** SET EXERCISE **
Please list all lines of the material below in which the string "Dashboard" occurs.

** EXERCISE DATA **

+ + + + + + +

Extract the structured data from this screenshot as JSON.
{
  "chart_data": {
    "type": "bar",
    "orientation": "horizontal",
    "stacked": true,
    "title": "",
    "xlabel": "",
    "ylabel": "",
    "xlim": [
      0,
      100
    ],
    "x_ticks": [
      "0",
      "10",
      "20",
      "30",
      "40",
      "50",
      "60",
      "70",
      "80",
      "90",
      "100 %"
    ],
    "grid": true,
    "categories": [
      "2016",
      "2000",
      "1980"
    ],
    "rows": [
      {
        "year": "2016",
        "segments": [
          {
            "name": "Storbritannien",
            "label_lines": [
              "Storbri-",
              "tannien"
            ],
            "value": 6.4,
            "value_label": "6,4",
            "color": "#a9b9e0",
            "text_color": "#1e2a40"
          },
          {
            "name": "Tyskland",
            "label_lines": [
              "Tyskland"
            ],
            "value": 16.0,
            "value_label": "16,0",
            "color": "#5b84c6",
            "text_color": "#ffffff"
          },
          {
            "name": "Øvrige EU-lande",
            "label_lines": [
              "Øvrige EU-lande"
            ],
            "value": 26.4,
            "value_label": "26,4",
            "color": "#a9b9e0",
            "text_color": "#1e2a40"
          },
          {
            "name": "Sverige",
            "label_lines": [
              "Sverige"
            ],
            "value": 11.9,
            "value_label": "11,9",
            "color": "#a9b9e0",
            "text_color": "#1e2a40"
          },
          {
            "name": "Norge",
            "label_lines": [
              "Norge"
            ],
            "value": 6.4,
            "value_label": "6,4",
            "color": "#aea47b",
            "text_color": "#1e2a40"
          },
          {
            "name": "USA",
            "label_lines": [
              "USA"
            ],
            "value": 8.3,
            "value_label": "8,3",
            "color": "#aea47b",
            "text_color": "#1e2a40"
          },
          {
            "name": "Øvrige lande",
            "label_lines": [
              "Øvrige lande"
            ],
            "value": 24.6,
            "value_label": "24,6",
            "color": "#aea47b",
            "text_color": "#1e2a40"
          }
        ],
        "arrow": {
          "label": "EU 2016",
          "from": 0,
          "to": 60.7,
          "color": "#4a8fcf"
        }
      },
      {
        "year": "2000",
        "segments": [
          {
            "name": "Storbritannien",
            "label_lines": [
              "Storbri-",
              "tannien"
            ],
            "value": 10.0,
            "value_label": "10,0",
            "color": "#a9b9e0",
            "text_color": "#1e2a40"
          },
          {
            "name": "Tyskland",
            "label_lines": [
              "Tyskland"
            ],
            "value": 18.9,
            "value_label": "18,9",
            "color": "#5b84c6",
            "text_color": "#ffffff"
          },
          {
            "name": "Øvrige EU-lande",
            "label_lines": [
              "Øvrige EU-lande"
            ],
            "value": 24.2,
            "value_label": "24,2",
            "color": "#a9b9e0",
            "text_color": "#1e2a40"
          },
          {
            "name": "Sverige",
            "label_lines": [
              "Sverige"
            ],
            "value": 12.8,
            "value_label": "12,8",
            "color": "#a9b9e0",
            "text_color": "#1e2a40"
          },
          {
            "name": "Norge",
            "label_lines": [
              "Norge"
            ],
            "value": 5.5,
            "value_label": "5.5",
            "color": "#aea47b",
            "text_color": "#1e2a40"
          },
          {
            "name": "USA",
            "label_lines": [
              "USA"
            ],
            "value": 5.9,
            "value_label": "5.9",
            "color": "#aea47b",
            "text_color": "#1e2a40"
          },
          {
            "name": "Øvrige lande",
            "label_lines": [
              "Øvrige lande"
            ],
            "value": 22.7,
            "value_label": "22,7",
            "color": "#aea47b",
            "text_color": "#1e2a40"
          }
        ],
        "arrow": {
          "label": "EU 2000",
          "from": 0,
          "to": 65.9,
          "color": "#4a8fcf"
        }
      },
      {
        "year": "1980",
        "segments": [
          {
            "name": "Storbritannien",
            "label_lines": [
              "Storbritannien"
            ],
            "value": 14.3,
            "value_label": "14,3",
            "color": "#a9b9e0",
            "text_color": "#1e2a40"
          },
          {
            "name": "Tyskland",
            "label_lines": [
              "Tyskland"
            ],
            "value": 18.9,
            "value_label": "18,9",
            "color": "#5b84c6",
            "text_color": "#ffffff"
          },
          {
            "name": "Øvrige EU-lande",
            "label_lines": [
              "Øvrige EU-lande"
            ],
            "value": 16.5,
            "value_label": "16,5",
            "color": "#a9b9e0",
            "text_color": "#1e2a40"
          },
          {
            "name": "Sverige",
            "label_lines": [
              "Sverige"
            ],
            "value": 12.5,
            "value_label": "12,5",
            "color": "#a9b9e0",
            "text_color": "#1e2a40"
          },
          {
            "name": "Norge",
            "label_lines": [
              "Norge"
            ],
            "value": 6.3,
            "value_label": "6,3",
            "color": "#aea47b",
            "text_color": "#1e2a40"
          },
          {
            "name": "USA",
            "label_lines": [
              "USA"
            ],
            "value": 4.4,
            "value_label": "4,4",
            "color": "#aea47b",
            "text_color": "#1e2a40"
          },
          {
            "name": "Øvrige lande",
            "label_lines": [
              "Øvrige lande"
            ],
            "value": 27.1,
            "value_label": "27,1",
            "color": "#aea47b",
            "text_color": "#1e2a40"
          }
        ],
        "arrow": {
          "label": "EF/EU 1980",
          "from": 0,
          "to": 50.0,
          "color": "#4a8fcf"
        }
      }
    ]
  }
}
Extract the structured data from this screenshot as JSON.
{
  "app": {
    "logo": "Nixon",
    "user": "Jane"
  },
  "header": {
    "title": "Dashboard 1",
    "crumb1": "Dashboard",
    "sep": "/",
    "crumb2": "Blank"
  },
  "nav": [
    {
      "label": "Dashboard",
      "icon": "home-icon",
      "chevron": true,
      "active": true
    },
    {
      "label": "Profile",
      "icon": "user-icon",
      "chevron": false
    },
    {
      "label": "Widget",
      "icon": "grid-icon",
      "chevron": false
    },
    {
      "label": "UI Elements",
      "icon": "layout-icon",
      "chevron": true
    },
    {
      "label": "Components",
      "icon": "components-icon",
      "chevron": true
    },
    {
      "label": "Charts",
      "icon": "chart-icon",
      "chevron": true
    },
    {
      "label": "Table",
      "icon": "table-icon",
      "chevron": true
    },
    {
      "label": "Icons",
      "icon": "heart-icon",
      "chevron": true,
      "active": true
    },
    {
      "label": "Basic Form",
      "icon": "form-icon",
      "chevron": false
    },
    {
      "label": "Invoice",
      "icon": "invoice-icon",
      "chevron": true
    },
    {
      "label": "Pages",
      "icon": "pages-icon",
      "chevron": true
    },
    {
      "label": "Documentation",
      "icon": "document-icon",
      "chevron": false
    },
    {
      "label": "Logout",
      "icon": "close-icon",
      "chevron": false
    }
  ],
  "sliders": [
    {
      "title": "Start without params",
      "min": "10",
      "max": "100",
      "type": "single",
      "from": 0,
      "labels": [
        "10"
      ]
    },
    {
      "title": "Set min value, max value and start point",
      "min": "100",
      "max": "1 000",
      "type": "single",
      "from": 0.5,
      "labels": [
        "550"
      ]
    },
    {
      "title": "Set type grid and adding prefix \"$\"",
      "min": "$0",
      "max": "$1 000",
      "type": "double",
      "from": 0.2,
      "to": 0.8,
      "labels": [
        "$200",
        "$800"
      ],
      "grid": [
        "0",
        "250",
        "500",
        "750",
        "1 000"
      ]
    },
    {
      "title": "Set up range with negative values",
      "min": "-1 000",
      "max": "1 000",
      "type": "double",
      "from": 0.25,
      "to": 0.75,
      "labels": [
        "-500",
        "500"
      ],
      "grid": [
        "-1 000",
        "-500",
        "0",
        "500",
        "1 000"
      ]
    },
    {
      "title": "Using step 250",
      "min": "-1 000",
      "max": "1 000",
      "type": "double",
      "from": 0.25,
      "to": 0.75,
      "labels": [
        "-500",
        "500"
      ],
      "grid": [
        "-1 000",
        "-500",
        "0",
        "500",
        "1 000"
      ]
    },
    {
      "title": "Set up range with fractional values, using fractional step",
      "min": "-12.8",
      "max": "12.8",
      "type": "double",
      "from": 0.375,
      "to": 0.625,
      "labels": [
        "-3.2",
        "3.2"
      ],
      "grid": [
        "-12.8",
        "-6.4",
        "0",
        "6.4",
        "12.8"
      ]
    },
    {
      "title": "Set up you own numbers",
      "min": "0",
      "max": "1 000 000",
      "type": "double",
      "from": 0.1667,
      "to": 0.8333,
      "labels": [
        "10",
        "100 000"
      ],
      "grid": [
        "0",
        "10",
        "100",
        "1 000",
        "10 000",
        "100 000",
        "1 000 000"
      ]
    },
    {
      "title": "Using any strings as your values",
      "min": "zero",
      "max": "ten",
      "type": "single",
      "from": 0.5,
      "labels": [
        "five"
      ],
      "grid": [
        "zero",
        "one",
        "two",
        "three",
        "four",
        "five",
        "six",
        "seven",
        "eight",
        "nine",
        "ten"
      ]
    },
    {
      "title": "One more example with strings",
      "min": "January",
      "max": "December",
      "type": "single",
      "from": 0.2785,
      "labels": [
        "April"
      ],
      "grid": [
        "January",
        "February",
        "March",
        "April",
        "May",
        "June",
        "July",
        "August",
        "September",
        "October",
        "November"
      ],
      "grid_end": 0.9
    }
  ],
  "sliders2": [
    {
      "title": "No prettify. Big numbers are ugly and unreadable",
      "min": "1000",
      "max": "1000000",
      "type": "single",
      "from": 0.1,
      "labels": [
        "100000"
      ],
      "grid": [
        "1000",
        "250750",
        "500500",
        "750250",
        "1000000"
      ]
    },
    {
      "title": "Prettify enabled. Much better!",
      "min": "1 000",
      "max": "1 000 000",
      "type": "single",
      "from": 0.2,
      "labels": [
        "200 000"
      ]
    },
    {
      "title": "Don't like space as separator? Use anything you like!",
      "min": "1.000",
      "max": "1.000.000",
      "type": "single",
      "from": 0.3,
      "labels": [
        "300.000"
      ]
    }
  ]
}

+ + + + + + +

** ANSWER FOR THIS EXERCISE **
    "title": "Dashboard 1",
    "crumb1": "Dashboard",
      "label": "Dashboard",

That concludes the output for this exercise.